__The input__:
>> Begin

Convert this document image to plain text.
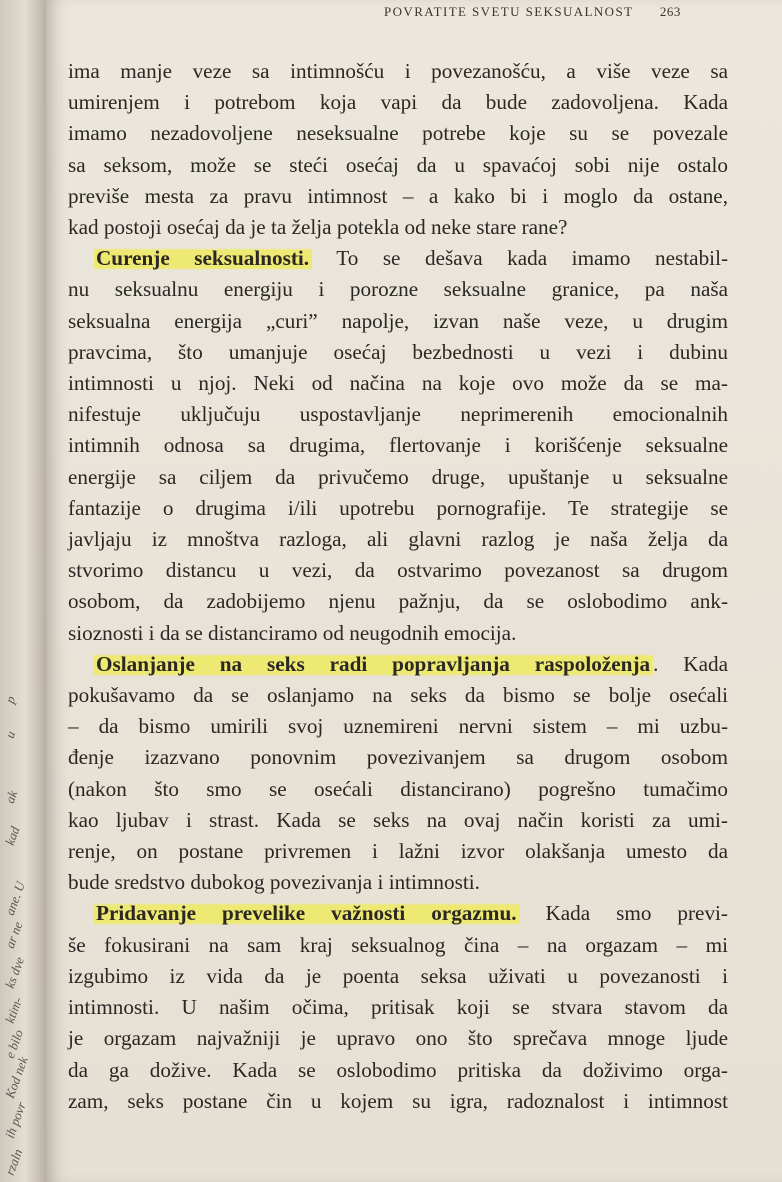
p
u
ak
kad
ane. U
ar ne
ks dve
ktim-
e bilo
Kod nek
ih povr
rzaln
POVRATITE SVETU SEKSUALNOST 263
ima manje veze sa intimnošću i povezanošću, a više veze sa
umirenjem i potrebom koja vapi da bude zadovoljena. Kada
imamo nezadovoljene neseksualne potrebe koje su se povezale
sa seksom, može se steći osećaj da u spavaćoj sobi nije ostalo
previše mesta za pravu intimnost – a kako bi i moglo da ostane,
kad postoji osećaj da je ta želja potekla od neke stare rane?
Curenje seksualnosti. To se dešava kada imamo nestabil-
nu seksualnu energiju i porozne seksualne granice, pa naša
seksualna energija „curi” napolje, izvan naše veze, u drugim
pravcima, što umanjuje osećaj bezbednosti u vezi i dubinu
intimnosti u njoj. Neki od načina na koje ovo može da se ma-
nifestuje uključuju uspostavljanje neprimerenih emocionalnih
intimnih odnosa sa drugima, flertovanje i korišćenje seksualne
energije sa ciljem da privučemo druge, upuštanje u seksualne
fantazije o drugima i/ili upotrebu pornografije. Te strategije se
javljaju iz mnoštva razloga, ali glavni razlog je naša želja da
stvorimo distancu u vezi, da ostvarimo povezanost sa drugom
osobom, da zadobijemo njenu pažnju, da se oslobodimo ank-
sioznosti i da se distanciramo od neugodnih emocija.
Oslanjanje na seks radi popravljanja raspoloženja . Kada
pokušavamo da se oslanjamo na seks da bismo se bolje osećali
– da bismo umirili svoj uznemireni nervni sistem – mi uzbu-
đenje izazvano ponovnim povezivanjem sa drugom osobom
(nakon što smo se osećali distancirano) pogrešno tumačimo
kao ljubav i strast. Kada se seks na ovaj način koristi za umi-
renje, on postane privremen i lažni izvor olakšanja umesto da
bude sredstvo dubokog povezivanja i intimnosti.
Pridavanje prevelike važnosti orgazmu. Kada smo previ-
še fokusirani na sam kraj seksualnog čina – na orgazam – mi
izgubimo iz vida da je poenta seksa uživati u povezanosti i
intimnosti. U našim očima, pritisak koji se stvara stavom da
je orgazam najvažniji je upravo ono što sprečava mnoge ljude
da ga dožive. Kada se oslobodimo pritiska da doživimo orga-
zam, seks postane čin u kojem su igra, radoznalost i intimnost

>> End

__Short problem__:
Output all of the entries verbatim, leaving out any images.

__Finished task__:
Convert this document image to plain text.
p
u
ak
kad
ane. U
ar ne
ks dve
ktim-
e bilo
Kod nek
ih povr
rzaln
POVRATITE SVETU SEKSUALNOST 263
ima manje veze sa intimnošću i povezanošću, a više veze sa
umirenjem i potrebom koja vapi da bude zadovoljena. Kada
imamo nezadovoljene neseksualne potrebe koje su se povezale
sa seksom, može se steći osećaj da u spavaćoj sobi nije ostalo
previše mesta za pravu intimnost – a kako bi i moglo da ostane,
kad postoji osećaj da je ta želja potekla od neke stare rane?
Curenje seksualnosti. To se dešava kada imamo nestabil-
nu seksualnu energiju i porozne seksualne granice, pa naša
seksualna energija „curi” napolje, izvan naše veze, u drugim
pravcima, što umanjuje osećaj bezbednosti u vezi i dubinu
intimnosti u njoj. Neki od načina na koje ovo može da se ma-
nifestuje uključuju uspostavljanje neprimerenih emocionalnih
intimnih odnosa sa drugima, flertovanje i korišćenje seksualne
energije sa ciljem da privučemo druge, upuštanje u seksualne
fantazije o drugima i/ili upotrebu pornografije. Te strategije se
javljaju iz mnoštva razloga, ali glavni razlog je naša želja da
stvorimo distancu u vezi, da ostvarimo povezanost sa drugom
osobom, da zadobijemo njenu pažnju, da se oslobodimo ank-
sioznosti i da se distanciramo od neugodnih emocija.
Oslanjanje na seks radi popravljanja raspoloženja . Kada
pokušavamo da se oslanjamo na seks da bismo se bolje osećali
– da bismo umirili svoj uznemireni nervni sistem – mi uzbu-
đenje izazvano ponovnim povezivanjem sa drugom osobom
(nakon što smo se osećali distancirano) pogrešno tumačimo
kao ljubav i strast. Kada se seks na ovaj način koristi za umi-
renje, on postane privremen i lažni izvor olakšanja umesto da
bude sredstvo dubokog povezivanja i intimnosti.
Pridavanje prevelike važnosti orgazmu. Kada smo previ-
še fokusirani na sam kraj seksualnog čina – na orgazam – mi
izgubimo iz vida da je poenta seksa uživati u povezanosti i
intimnosti. U našim očima, pritisak koji se stvara stavom da
je orgazam najvažniji je upravo ono što sprečava mnoge ljude
da ga dožive. Kada se oslobodimo pritiska da doživimo orga-
zam, seks postane čin u kojem su igra, radoznalost i intimnost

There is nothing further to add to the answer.